Challenge:
Your task is to repeat the lines below exactly, excluding any pictures they contain.

Extracted records:
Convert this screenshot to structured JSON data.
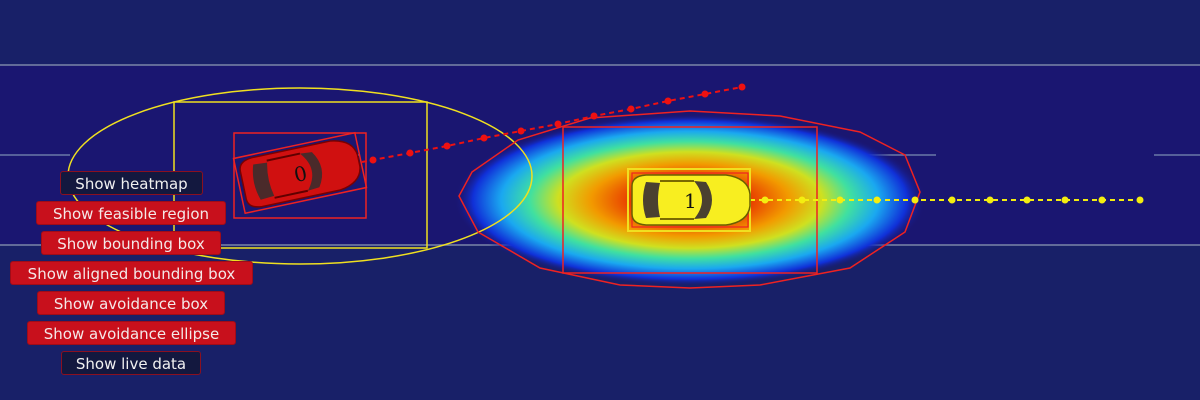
{
  "colors": {
    "background": "#182068",
    "road": "#1a1671",
    "lane_line": "#7a86a8",
    "button_on": "#c8101c",
    "button_off": "#13183f",
    "car0": "#cc0000",
    "car1": "#ffee00",
    "bounding_box": "#ee2222",
    "avoidance": "#ffee22"
  },
  "vehicles": [
    {
      "id": "0",
      "color": "red"
    },
    {
      "id": "1",
      "color": "yellow"
    }
  ],
  "buttons": [
    {
      "key": "heatmap",
      "label": "Show heatmap",
      "active": false
    },
    {
      "key": "feasible_region",
      "label": "Show feasible region",
      "active": true
    },
    {
      "key": "bounding_box",
      "label": "Show bounding box",
      "active": true
    },
    {
      "key": "aligned_bounding_box",
      "label": "Show aligned bounding box",
      "active": true
    },
    {
      "key": "avoidance_box",
      "label": "Show avoidance box",
      "active": true
    },
    {
      "key": "avoidance_ellipse",
      "label": "Show avoidance ellipse",
      "active": true
    },
    {
      "key": "live_data",
      "label": "Show live data",
      "active": false
    }
  ]
}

Result of the task:
Convert this screenshot to structured JSON data.
{
  "colors": {
    "background": "#182068",
    "road": "#1a1671",
    "lane_line": "#7a86a8",
    "button_on": "#c8101c",
    "button_off": "#13183f",
    "car0": "#cc0000",
    "car1": "#ffee00",
    "bounding_box": "#ee2222",
    "avoidance": "#ffee22"
  },
  "vehicles": [
    {
      "id": "0",
      "color": "red"
    },
    {
      "id": "1",
      "color": "yellow"
    }
  ],
  "buttons": [
    {
      "key": "heatmap",
      "label": "Show heatmap",
      "active": false
    },
    {
      "key": "feasible_region",
      "label": "Show feasible region",
      "active": true
    },
    {
      "key": "bounding_box",
      "label": "Show bounding box",
      "active": true
    },
    {
      "key": "aligned_bounding_box",
      "label": "Show aligned bounding box",
      "active": true
    },
    {
      "key": "avoidance_box",
      "label": "Show avoidance box",
      "active": true
    },
    {
      "key": "avoidance_ellipse",
      "label": "Show avoidance ellipse",
      "active": true
    },
    {
      "key": "live_data",
      "label": "Show live data",
      "active": false
    }
  ]
}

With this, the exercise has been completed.